Dataset items:
***
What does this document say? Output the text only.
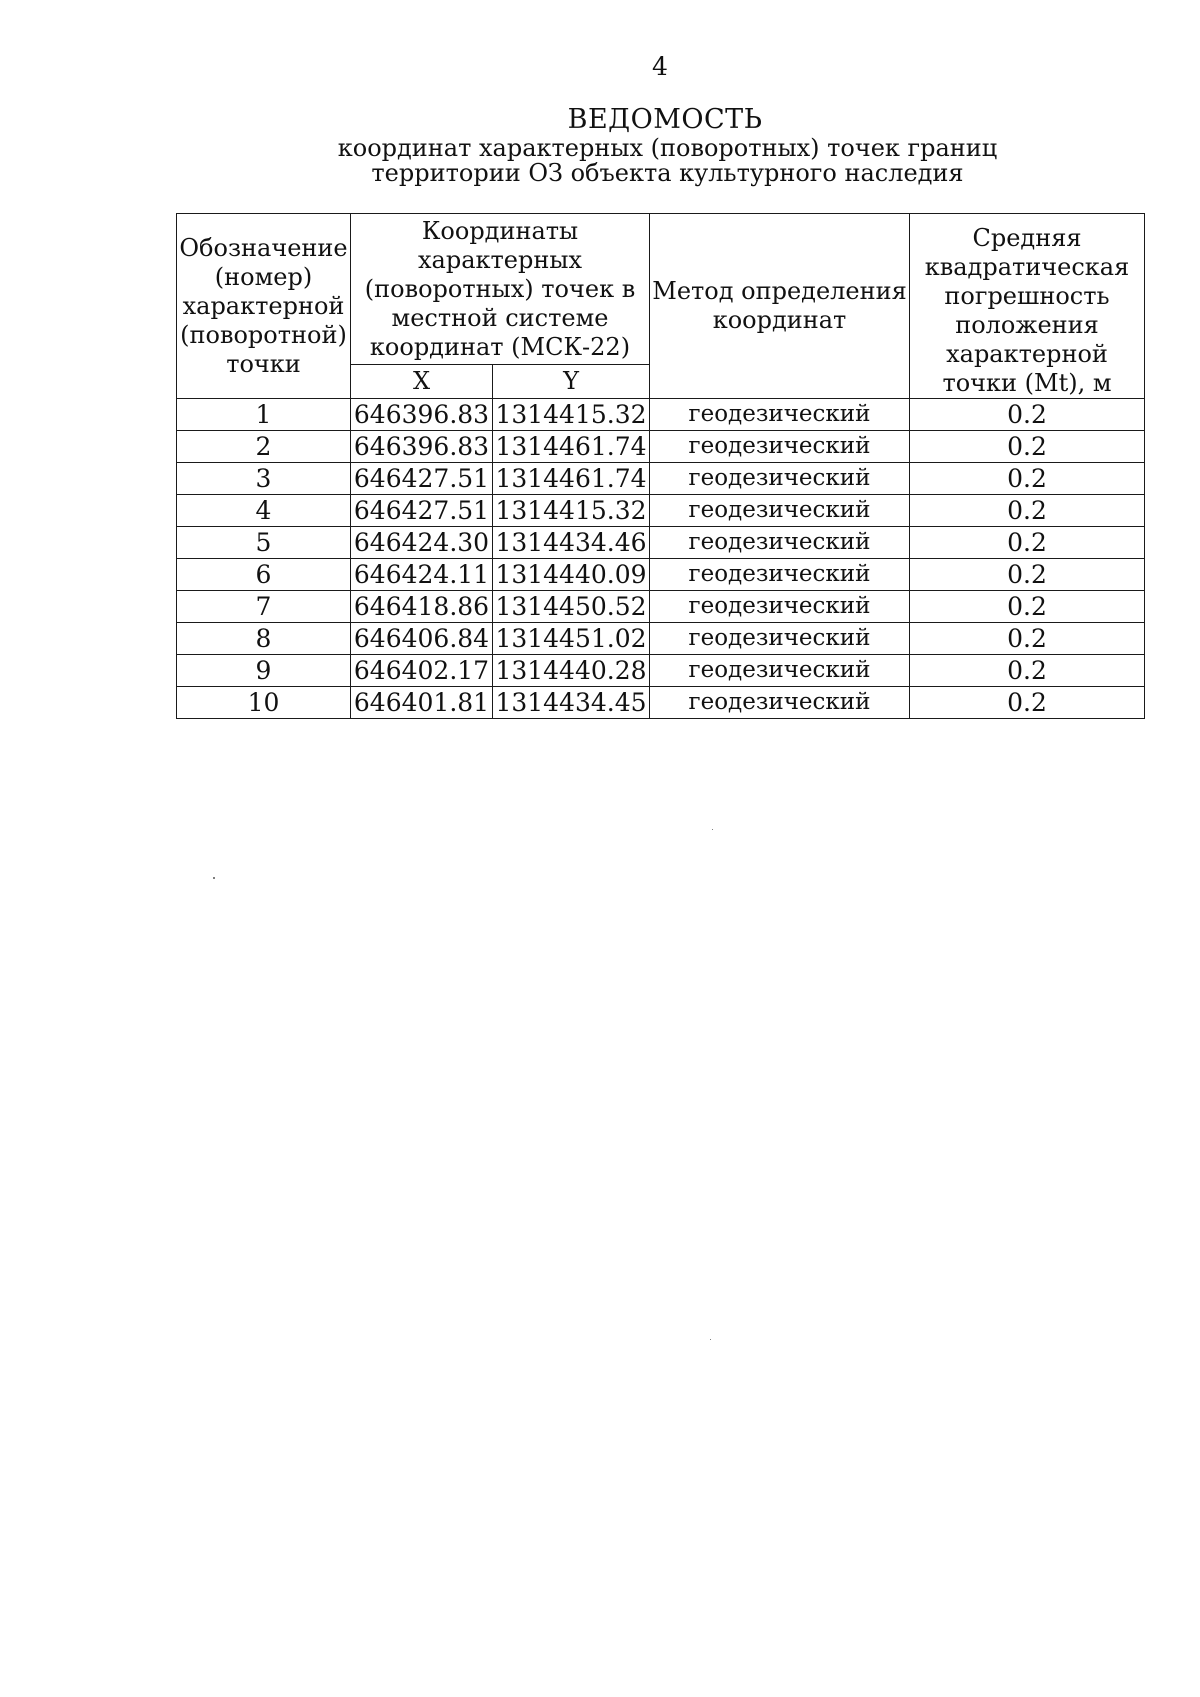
4
ВЕДОМОСТЬ
координат характерных (поворотных) точек границ
территории ОЗ объекта культурного наследия
Обозначение (номер) характерной (поворотной) точки	Координаты характерных (поворотных) точек в местной системе координат (МСК-22)		Метод определения координат	Средняя квадратическая погрешность положения характерной точки (Mt), м
	X	Y		
1	646396.83	1314415.32	геодезический	0.2
2	646396.83	1314461.74	геодезический	0.2
3	646427.51	1314461.74	геодезический	0.2
4	646427.51	1314415.32	геодезический	0.2
5	646424.30	1314434.46	геодезический	0.2
6	646424.11	1314440.09	геодезический	0.2
7	646418.86	1314450.52	геодезический	0.2
8	646406.84	1314451.02	геодезический	0.2
9	646402.17	1314440.28	геодезический	0.2
10	646401.81	1314434.45	геодезический	0.2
***
== Set task ==
Identify how many lines in the entries above include the string "точек", then state that number alone.

== Result of this task ==
2